Task prompt. Transcribe all of the material below word for word and leave out its pictures.

Data to use.
##########

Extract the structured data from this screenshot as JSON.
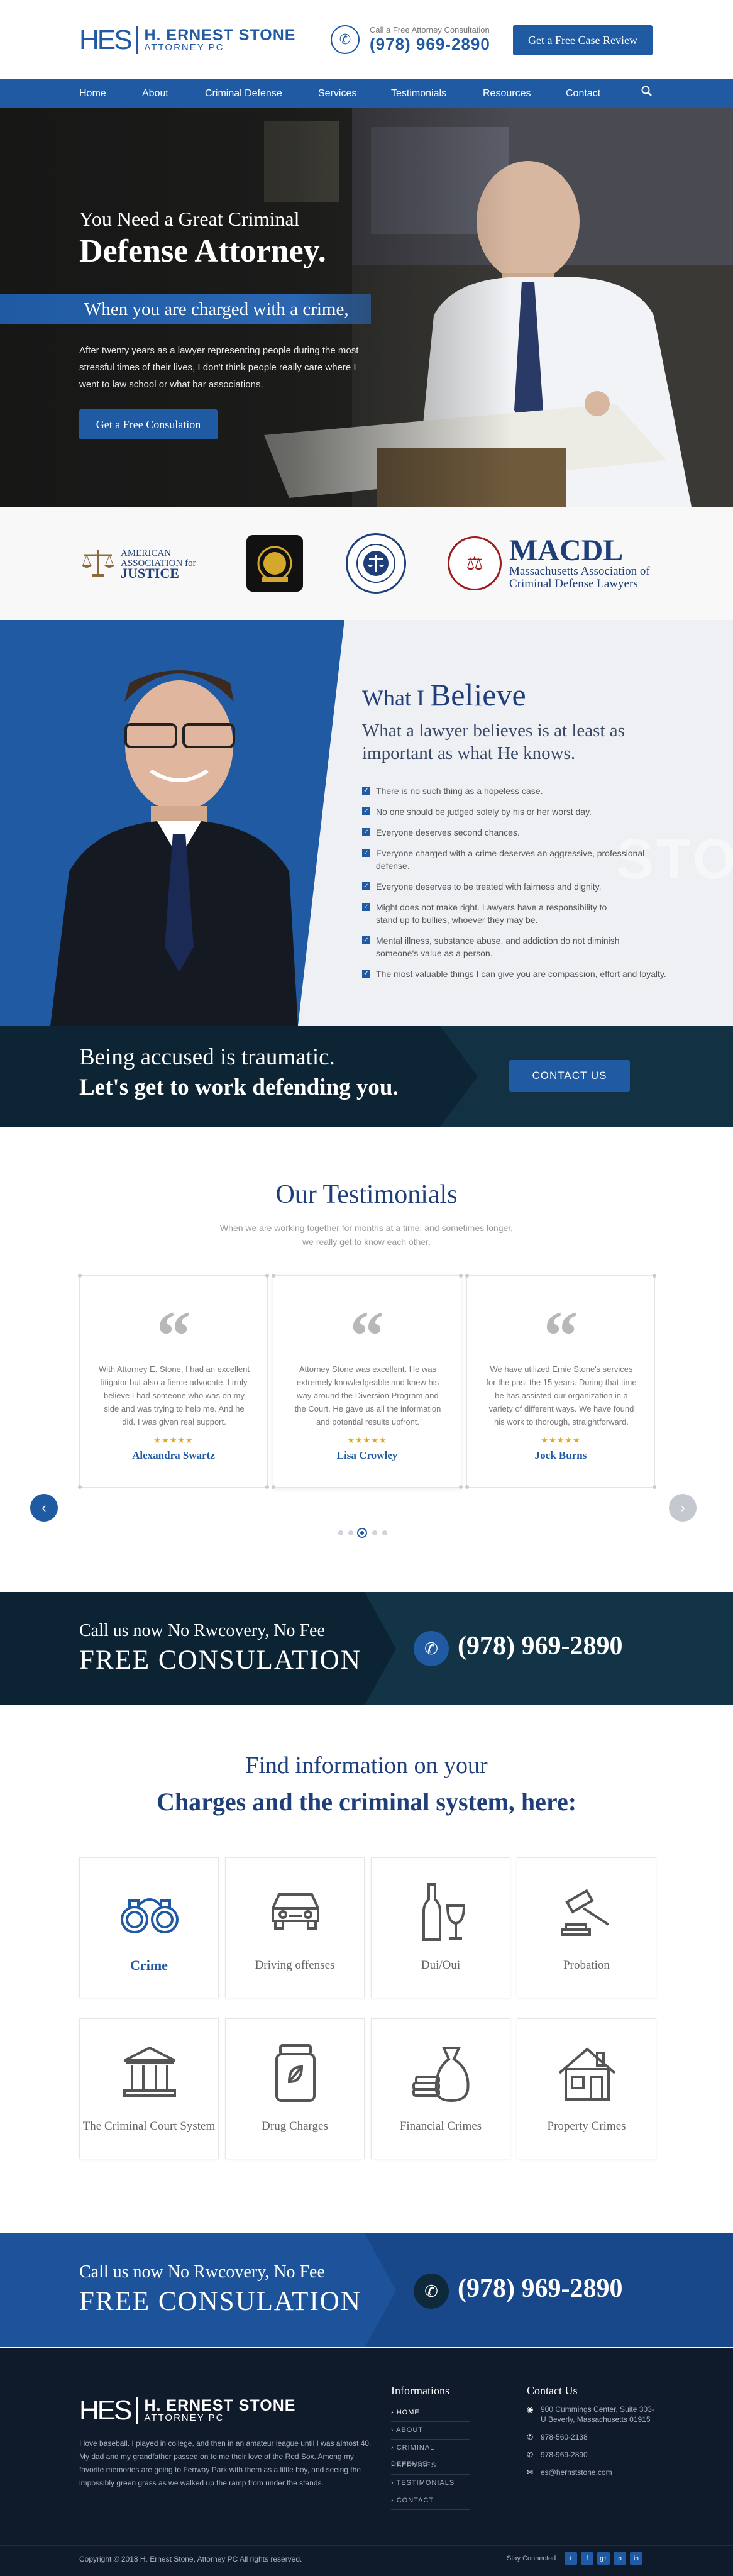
{
  "header": {
    "logo_mark": "HES",
    "logo_name": "H. ERNEST STONE",
    "logo_sub": "ATTORNEY PC",
    "call_label": "Call a Free Attorney Consultation",
    "call_number": "(978) 969-2890",
    "cta": "Get a Free Case Review"
  },
  "nav": {
    "items": [
      "Home",
      "About",
      "Criminal Defense",
      "Services",
      "Testimonials",
      "Resources",
      "Contact"
    ],
    "search_icon": "search-icon"
  },
  "hero": {
    "pre": "You Need a Great Criminal",
    "title": "Defense Attorney.",
    "band": "When you are charged with a crime,",
    "body": "After twenty years as a lawyer representing people during the most stressful times of their lives, I don't think people really care where I went to law school or what bar associations.",
    "button": "Get a Free Consulation"
  },
  "logos": {
    "aaj_line1": "AMERICAN",
    "aaj_line2": "ASSOCIATION for",
    "aaj_line3": "JUSTICE",
    "macdl_name": "MACDL",
    "macdl_sub1": "Massachusetts Association of",
    "macdl_sub2": "Criminal Defense Lawyers"
  },
  "believe": {
    "title_a": "What I",
    "title_b": "Believe",
    "subtitle": "What a lawyer believes is at least as important as what He knows.",
    "items": [
      "There is no such thing as a hopeless case.",
      "No one should be judged solely by his or her worst day.",
      "Everyone deserves second chances.",
      "Everyone charged with a crime deserves an aggressive, professional defense.",
      "Everyone deserves to be treated with fairness and dignity.",
      "Might does not make right. Lawyers have a responsibility to stand up to bullies, whoever they may be.",
      "Mental illness, substance abuse, and addiction do not diminish someone's value as a person.",
      "The most valuable things I can give you are compassion, effort and loyalty."
    ]
  },
  "trauma": {
    "line1": "Being accused is traumatic.",
    "line2": "Let's get to work defending you.",
    "button": "CONTACT US"
  },
  "testimonials": {
    "title_a": "Our",
    "title_b": "Testimonials",
    "subtitle": "When we are working together for months at a time, and sometimes longer, we really get to know each other.",
    "cards": [
      {
        "text": "With Attorney E. Stone, I had an excellent litigator but also a fierce advocate. I truly believe I had someone who was on my side and was trying to help me. And he did. I was given real support.",
        "stars": "★★★★★",
        "name": "Alexandra Swartz"
      },
      {
        "text": "Attorney Stone was excellent. He was extremely knowledgeable and knew his way around the Diversion Program and the Court. He gave us all the information and potential results upfront.",
        "stars": "★★★★★",
        "name": "Lisa Crowley"
      },
      {
        "text": "We have utilized Ernie Stone's services for the past the 15 years. During that time he has assisted our organization in a variety of different ways. We have found his work to thorough, straightforward.",
        "stars": "★★★★★",
        "name": "Jock Burns"
      }
    ],
    "active_dot": 3
  },
  "consult": {
    "line1": "Call us now No Rwcovery, No Fee",
    "line2": "FREE CONSULATION",
    "number": "(978) 969-2890"
  },
  "charges": {
    "title1": "Find information on your",
    "title2": "Charges and the criminal system, here:",
    "items": [
      {
        "label": "Crime",
        "icon": "handcuffs-icon"
      },
      {
        "label": "Driving offenses",
        "icon": "car-icon"
      },
      {
        "label": "Dui/Oui",
        "icon": "bottle-glass-icon"
      },
      {
        "label": "Probation",
        "icon": "gavel-icon"
      },
      {
        "label": "The Criminal Court System",
        "icon": "courthouse-icon"
      },
      {
        "label": "Drug Charges",
        "icon": "pill-jar-icon"
      },
      {
        "label": "Financial Crimes",
        "icon": "money-bag-icon"
      },
      {
        "label": "Property Crimes",
        "icon": "house-icon"
      }
    ]
  },
  "footer": {
    "about": "I love baseball. I played in college, and then in an amateur league until I was almost 40. My dad and my grandfather passed on to me their love of the Red Sox. Among my favorite memories are going to Fenway Park with them as a little boy, and seeing the impossibly green grass as we walked up the ramp from under the stands.",
    "informations_title": "Informations",
    "links": [
      "HOME",
      "ABOUT",
      "CRIMINAL DEFENSE",
      "SERVICES",
      "TESTIMONIALS",
      "CONTACT"
    ],
    "contact_title": "Contact Us",
    "address": "900 Cummings Center, Suite 303-U Beverly, Massachusetts 01915",
    "fax": "978-560-2138",
    "phone": "978-969-2890",
    "email": "es@hernststone.com",
    "copyright": "Copyright © 2018 H. Ernest Stone, Attorney PC All rights reserved.",
    "stay": "Stay Connected",
    "social": [
      "t",
      "f",
      "g+",
      "p",
      "in"
    ]
  },
  "colors": {
    "brand": "#1f5aa3",
    "navy": "#0e2a3a",
    "footer": "#0f1a2b",
    "star": "#e2a81a"
  }
}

##########

Right answer.
Extract the structured data from this screenshot as JSON.
{
  "header": {
    "logo_mark": "HES",
    "logo_name": "H. ERNEST STONE",
    "logo_sub": "ATTORNEY PC",
    "call_label": "Call a Free Attorney Consultation",
    "call_number": "(978) 969-2890",
    "cta": "Get a Free Case Review"
  },
  "nav": {
    "items": [
      "Home",
      "About",
      "Criminal Defense",
      "Services",
      "Testimonials",
      "Resources",
      "Contact"
    ],
    "search_icon": "search-icon"
  },
  "hero": {
    "pre": "You Need a Great Criminal",
    "title": "Defense Attorney.",
    "band": "When you are charged with a crime,",
    "body": "After twenty years as a lawyer representing people during the most stressful times of their lives, I don't think people really care where I went to law school or what bar associations.",
    "button": "Get a Free Consulation"
  },
  "logos": {
    "aaj_line1": "AMERICAN",
    "aaj_line2": "ASSOCIATION for",
    "aaj_line3": "JUSTICE",
    "macdl_name": "MACDL",
    "macdl_sub1": "Massachusetts Association of",
    "macdl_sub2": "Criminal Defense Lawyers"
  },
  "believe": {
    "title_a": "What I",
    "title_b": "Believe",
    "subtitle": "What a lawyer believes is at least as important as what He knows.",
    "items": [
      "There is no such thing as a hopeless case.",
      "No one should be judged solely by his or her worst day.",
      "Everyone deserves second chances.",
      "Everyone charged with a crime deserves an aggressive, professional defense.",
      "Everyone deserves to be treated with fairness and dignity.",
      "Might does not make right. Lawyers have a responsibility to stand up to bullies, whoever they may be.",
      "Mental illness, substance abuse, and addiction do not diminish someone's value as a person.",
      "The most valuable things I can give you are compassion, effort and loyalty."
    ]
  },
  "trauma": {
    "line1": "Being accused is traumatic.",
    "line2": "Let's get to work defending you.",
    "button": "CONTACT US"
  },
  "testimonials": {
    "title_a": "Our",
    "title_b": "Testimonials",
    "subtitle": "When we are working together for months at a time, and sometimes longer, we really get to know each other.",
    "cards": [
      {
        "text": "With Attorney E. Stone, I had an excellent litigator but also a fierce advocate. I truly believe I had someone who was on my side and was trying to help me. And he did. I was given real support.",
        "stars": "★★★★★",
        "name": "Alexandra Swartz"
      },
      {
        "text": "Attorney Stone was excellent. He was extremely knowledgeable and knew his way around the Diversion Program and the Court. He gave us all the information and potential results upfront.",
        "stars": "★★★★★",
        "name": "Lisa Crowley"
      },
      {
        "text": "We have utilized Ernie Stone's services for the past the 15 years. During that time he has assisted our organization in a variety of different ways. We have found his work to thorough, straightforward.",
        "stars": "★★★★★",
        "name": "Jock Burns"
      }
    ],
    "active_dot": 3
  },
  "consult": {
    "line1": "Call us now No Rwcovery, No Fee",
    "line2": "FREE CONSULATION",
    "number": "(978) 969-2890"
  },
  "charges": {
    "title1": "Find information on your",
    "title2": "Charges and the criminal system, here:",
    "items": [
      {
        "label": "Crime",
        "icon": "handcuffs-icon"
      },
      {
        "label": "Driving offenses",
        "icon": "car-icon"
      },
      {
        "label": "Dui/Oui",
        "icon": "bottle-glass-icon"
      },
      {
        "label": "Probation",
        "icon": "gavel-icon"
      },
      {
        "label": "The Criminal Court System",
        "icon": "courthouse-icon"
      },
      {
        "label": "Drug Charges",
        "icon": "pill-jar-icon"
      },
      {
        "label": "Financial Crimes",
        "icon": "money-bag-icon"
      },
      {
        "label": "Property Crimes",
        "icon": "house-icon"
      }
    ]
  },
  "footer": {
    "about": "I love baseball. I played in college, and then in an amateur league until I was almost 40. My dad and my grandfather passed on to me their love of the Red Sox. Among my favorite memories are going to Fenway Park with them as a little boy, and seeing the impossibly green grass as we walked up the ramp from under the stands.",
    "informations_title": "Informations",
    "links": [
      "HOME",
      "ABOUT",
      "CRIMINAL DEFENSE",
      "SERVICES",
      "TESTIMONIALS",
      "CONTACT"
    ],
    "contact_title": "Contact Us",
    "address": "900 Cummings Center, Suite 303-U Beverly, Massachusetts 01915",
    "fax": "978-560-2138",
    "phone": "978-969-2890",
    "email": "es@hernststone.com",
    "copyright": "Copyright © 2018 H. Ernest Stone, Attorney PC All rights reserved.",
    "stay": "Stay Connected",
    "social": [
      "t",
      "f",
      "g+",
      "p",
      "in"
    ]
  },
  "colors": {
    "brand": "#1f5aa3",
    "navy": "#0e2a3a",
    "footer": "#0f1a2b",
    "star": "#e2a81a"
  }
}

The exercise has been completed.